DATA IN THIS EXERCISE:
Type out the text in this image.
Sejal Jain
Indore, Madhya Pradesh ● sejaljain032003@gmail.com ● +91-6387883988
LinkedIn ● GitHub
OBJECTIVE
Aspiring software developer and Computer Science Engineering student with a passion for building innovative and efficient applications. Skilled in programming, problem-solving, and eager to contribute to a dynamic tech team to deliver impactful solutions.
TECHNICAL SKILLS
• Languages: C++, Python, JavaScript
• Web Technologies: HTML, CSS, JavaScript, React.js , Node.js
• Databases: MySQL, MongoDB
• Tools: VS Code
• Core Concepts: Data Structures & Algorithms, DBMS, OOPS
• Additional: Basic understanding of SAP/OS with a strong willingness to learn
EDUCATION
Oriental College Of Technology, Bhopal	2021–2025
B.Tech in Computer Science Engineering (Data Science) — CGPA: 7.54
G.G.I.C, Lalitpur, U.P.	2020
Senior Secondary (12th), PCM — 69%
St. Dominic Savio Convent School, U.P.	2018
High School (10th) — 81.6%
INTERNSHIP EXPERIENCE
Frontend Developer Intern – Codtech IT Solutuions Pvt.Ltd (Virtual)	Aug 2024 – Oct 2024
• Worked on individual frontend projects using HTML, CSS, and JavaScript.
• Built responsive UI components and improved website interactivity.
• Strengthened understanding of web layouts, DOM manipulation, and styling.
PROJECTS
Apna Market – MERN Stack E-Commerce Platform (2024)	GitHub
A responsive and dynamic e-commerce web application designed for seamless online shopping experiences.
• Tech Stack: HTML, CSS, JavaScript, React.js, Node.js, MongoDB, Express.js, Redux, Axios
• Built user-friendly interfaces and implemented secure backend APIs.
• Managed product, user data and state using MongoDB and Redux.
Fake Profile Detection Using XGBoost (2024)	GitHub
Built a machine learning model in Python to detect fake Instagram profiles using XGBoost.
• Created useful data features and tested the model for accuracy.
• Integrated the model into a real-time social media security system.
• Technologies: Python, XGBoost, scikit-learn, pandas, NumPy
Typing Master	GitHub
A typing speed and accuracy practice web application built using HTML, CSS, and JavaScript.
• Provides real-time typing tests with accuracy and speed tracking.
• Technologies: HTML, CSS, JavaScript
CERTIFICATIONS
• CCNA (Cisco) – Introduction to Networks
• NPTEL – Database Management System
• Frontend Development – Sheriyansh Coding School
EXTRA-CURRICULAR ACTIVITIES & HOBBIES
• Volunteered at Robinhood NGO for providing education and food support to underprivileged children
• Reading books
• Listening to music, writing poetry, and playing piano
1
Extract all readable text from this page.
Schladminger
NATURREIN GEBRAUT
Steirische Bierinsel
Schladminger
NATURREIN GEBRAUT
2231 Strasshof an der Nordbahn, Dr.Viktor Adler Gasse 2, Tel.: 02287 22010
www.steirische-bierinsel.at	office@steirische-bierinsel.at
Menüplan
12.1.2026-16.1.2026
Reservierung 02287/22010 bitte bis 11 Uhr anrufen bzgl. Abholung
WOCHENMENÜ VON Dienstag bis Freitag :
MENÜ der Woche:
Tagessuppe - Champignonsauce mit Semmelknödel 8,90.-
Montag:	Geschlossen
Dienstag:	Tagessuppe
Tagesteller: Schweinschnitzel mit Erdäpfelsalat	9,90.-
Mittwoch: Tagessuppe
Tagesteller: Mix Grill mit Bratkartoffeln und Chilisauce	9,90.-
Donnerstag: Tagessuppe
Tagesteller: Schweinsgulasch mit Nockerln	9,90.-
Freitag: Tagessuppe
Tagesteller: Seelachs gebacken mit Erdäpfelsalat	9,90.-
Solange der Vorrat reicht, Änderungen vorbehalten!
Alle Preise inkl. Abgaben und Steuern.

GOAL OF THE EXERCISE:
Write the listing out again, exactly as shown above.

SOLUTION FOR THIS PROBLEM:
Type out the text in this image.
Sejal Jain
Indore, Madhya Pradesh ● sejaljain032003@gmail.com ● +91-6387883988
LinkedIn ● GitHub
OBJECTIVE
Aspiring software developer and Computer Science Engineering student with a passion for building innovative and efficient applications. Skilled in programming, problem-solving, and eager to contribute to a dynamic tech team to deliver impactful solutions.
TECHNICAL SKILLS
• Languages: C++, Python, JavaScript
• Web Technologies: HTML, CSS, JavaScript, React.js , Node.js
• Databases: MySQL, MongoDB
• Tools: VS Code
• Core Concepts: Data Structures & Algorithms, DBMS, OOPS
• Additional: Basic understanding of SAP/OS with a strong willingness to learn
EDUCATION
Oriental College Of Technology, Bhopal	2021–2025
B.Tech in Computer Science Engineering (Data Science) — CGPA: 7.54
G.G.I.C, Lalitpur, U.P.	2020
Senior Secondary (12th), PCM — 69%
St. Dominic Savio Convent School, U.P.	2018
High School (10th) — 81.6%
INTERNSHIP EXPERIENCE
Frontend Developer Intern – Codtech IT Solutuions Pvt.Ltd (Virtual)	Aug 2024 – Oct 2024
• Worked on individual frontend projects using HTML, CSS, and JavaScript.
• Built responsive UI components and improved website interactivity.
• Strengthened understanding of web layouts, DOM manipulation, and styling.
PROJECTS
Apna Market – MERN Stack E-Commerce Platform (2024)	GitHub
A responsive and dynamic e-commerce web application designed for seamless online shopping experiences.
• Tech Stack: HTML, CSS, JavaScript, React.js, Node.js, MongoDB, Express.js, Redux, Axios
• Built user-friendly interfaces and implemented secure backend APIs.
• Managed product, user data and state using MongoDB and Redux.
Fake Profile Detection Using XGBoost (2024)	GitHub
Built a machine learning model in Python to detect fake Instagram profiles using XGBoost.
• Created useful data features and tested the model for accuracy.
• Integrated the model into a real-time social media security system.
• Technologies: Python, XGBoost, scikit-learn, pandas, NumPy
Typing Master	GitHub
A typing speed and accuracy practice web application built using HTML, CSS, and JavaScript.
• Provides real-time typing tests with accuracy and speed tracking.
• Technologies: HTML, CSS, JavaScript
CERTIFICATIONS
• CCNA (Cisco) – Introduction to Networks
• NPTEL – Database Management System
• Frontend Development – Sheriyansh Coding School
EXTRA-CURRICULAR ACTIVITIES & HOBBIES
• Volunteered at Robinhood NGO for providing education and food support to underprivileged children
• Reading books
• Listening to music, writing poetry, and playing piano
1
Extract all readable text from this page.
Schladminger
NATURREIN GEBRAUT
Steirische Bierinsel
Schladminger
NATURREIN GEBRAUT
2231 Strasshof an der Nordbahn, Dr.Viktor Adler Gasse 2, Tel.: 02287 22010
www.steirische-bierinsel.at	office@steirische-bierinsel.at
Menüplan
12.1.2026-16.1.2026
Reservierung 02287/22010 bitte bis 11 Uhr anrufen bzgl. Abholung
WOCHENMENÜ VON Dienstag bis Freitag :
MENÜ der Woche:
Tagessuppe - Champignonsauce mit Semmelknödel 8,90.-
Montag:	Geschlossen
Dienstag:	Tagessuppe
Tagesteller: Schweinschnitzel mit Erdäpfelsalat	9,90.-
Mittwoch: Tagessuppe
Tagesteller: Mix Grill mit Bratkartoffeln und Chilisauce	9,90.-
Donnerstag: Tagessuppe
Tagesteller: Schweinsgulasch mit Nockerln	9,90.-
Freitag: Tagessuppe
Tagesteller: Seelachs gebacken mit Erdäpfelsalat	9,90.-
Solange der Vorrat reicht, Änderungen vorbehalten!
Alle Preise inkl. Abgaben und Steuern.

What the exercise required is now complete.